Your task is to output all the records below, word for word.

※ ※ ※

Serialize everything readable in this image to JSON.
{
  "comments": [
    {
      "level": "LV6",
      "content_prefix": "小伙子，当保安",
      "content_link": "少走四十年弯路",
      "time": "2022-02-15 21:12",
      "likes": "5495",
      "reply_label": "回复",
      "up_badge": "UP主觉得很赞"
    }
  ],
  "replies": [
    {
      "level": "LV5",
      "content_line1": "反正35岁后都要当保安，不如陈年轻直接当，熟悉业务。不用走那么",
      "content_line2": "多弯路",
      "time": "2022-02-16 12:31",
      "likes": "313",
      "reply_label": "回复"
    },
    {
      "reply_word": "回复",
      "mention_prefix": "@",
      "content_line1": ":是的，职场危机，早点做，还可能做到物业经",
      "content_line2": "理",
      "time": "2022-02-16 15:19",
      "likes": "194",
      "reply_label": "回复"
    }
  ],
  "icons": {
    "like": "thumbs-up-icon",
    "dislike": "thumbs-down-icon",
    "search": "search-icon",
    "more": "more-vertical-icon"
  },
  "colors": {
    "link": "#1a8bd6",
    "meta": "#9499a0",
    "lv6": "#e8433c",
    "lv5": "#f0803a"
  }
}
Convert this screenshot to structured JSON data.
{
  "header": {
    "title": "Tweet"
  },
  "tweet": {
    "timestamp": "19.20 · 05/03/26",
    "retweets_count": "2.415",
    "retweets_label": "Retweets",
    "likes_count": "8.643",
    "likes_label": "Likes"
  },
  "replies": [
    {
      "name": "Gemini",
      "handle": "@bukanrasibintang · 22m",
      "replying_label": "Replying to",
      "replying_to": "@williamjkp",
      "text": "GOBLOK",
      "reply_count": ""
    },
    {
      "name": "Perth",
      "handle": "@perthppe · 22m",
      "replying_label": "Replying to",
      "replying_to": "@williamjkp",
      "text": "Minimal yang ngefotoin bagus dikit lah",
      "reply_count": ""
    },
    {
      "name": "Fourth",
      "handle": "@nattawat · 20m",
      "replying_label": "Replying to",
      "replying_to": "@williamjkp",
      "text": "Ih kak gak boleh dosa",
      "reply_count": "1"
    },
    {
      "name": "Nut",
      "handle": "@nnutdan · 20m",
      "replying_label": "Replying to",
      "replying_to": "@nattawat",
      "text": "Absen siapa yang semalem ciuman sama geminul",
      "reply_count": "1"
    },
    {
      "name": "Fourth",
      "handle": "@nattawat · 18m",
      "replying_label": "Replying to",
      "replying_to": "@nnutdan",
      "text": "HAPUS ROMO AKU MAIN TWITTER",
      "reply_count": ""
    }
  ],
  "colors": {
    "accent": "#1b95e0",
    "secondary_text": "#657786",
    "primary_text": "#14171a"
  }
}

※ ※ ※

◆ Result for this exercise ◆
Serialize everything readable in this image to JSON.
{
  "comments": [
    {
      "level": "LV6",
      "content_prefix": "小伙子，当保安",
      "content_link": "少走四十年弯路",
      "time": "2022-02-15 21:12",
      "likes": "5495",
      "reply_label": "回复",
      "up_badge": "UP主觉得很赞"
    }
  ],
  "replies": [
    {
      "level": "LV5",
      "content_line1": "反正35岁后都要当保安，不如陈年轻直接当，熟悉业务。不用走那么",
      "content_line2": "多弯路",
      "time": "2022-02-16 12:31",
      "likes": "313",
      "reply_label": "回复"
    },
    {
      "reply_word": "回复",
      "mention_prefix": "@",
      "content_line1": ":是的，职场危机，早点做，还可能做到物业经",
      "content_line2": "理",
      "time": "2022-02-16 15:19",
      "likes": "194",
      "reply_label": "回复"
    }
  ],
  "icons": {
    "like": "thumbs-up-icon",
    "dislike": "thumbs-down-icon",
    "search": "search-icon",
    "more": "more-vertical-icon"
  },
  "colors": {
    "link": "#1a8bd6",
    "meta": "#9499a0",
    "lv6": "#e8433c",
    "lv5": "#f0803a"
  }
}
Convert this screenshot to structured JSON data.
{
  "header": {
    "title": "Tweet"
  },
  "tweet": {
    "timestamp": "19.20 · 05/03/26",
    "retweets_count": "2.415",
    "retweets_label": "Retweets",
    "likes_count": "8.643",
    "likes_label": "Likes"
  },
  "replies": [
    {
      "name": "Gemini",
      "handle": "@bukanrasibintang · 22m",
      "replying_label": "Replying to",
      "replying_to": "@williamjkp",
      "text": "GOBLOK",
      "reply_count": ""
    },
    {
      "name": "Perth",
      "handle": "@perthppe · 22m",
      "replying_label": "Replying to",
      "replying_to": "@williamjkp",
      "text": "Minimal yang ngefotoin bagus dikit lah",
      "reply_count": ""
    },
    {
      "name": "Fourth",
      "handle": "@nattawat · 20m",
      "replying_label": "Replying to",
      "replying_to": "@williamjkp",
      "text": "Ih kak gak boleh dosa",
      "reply_count": "1"
    },
    {
      "name": "Nut",
      "handle": "@nnutdan · 20m",
      "replying_label": "Replying to",
      "replying_to": "@nattawat",
      "text": "Absen siapa yang semalem ciuman sama geminul",
      "reply_count": "1"
    },
    {
      "name": "Fourth",
      "handle": "@nattawat · 18m",
      "replying_label": "Replying to",
      "replying_to": "@nnutdan",
      "text": "HAPUS ROMO AKU MAIN TWITTER",
      "reply_count": ""
    }
  ],
  "colors": {
    "accent": "#1b95e0",
    "secondary_text": "#657786",
    "primary_text": "#14171a"
  }
}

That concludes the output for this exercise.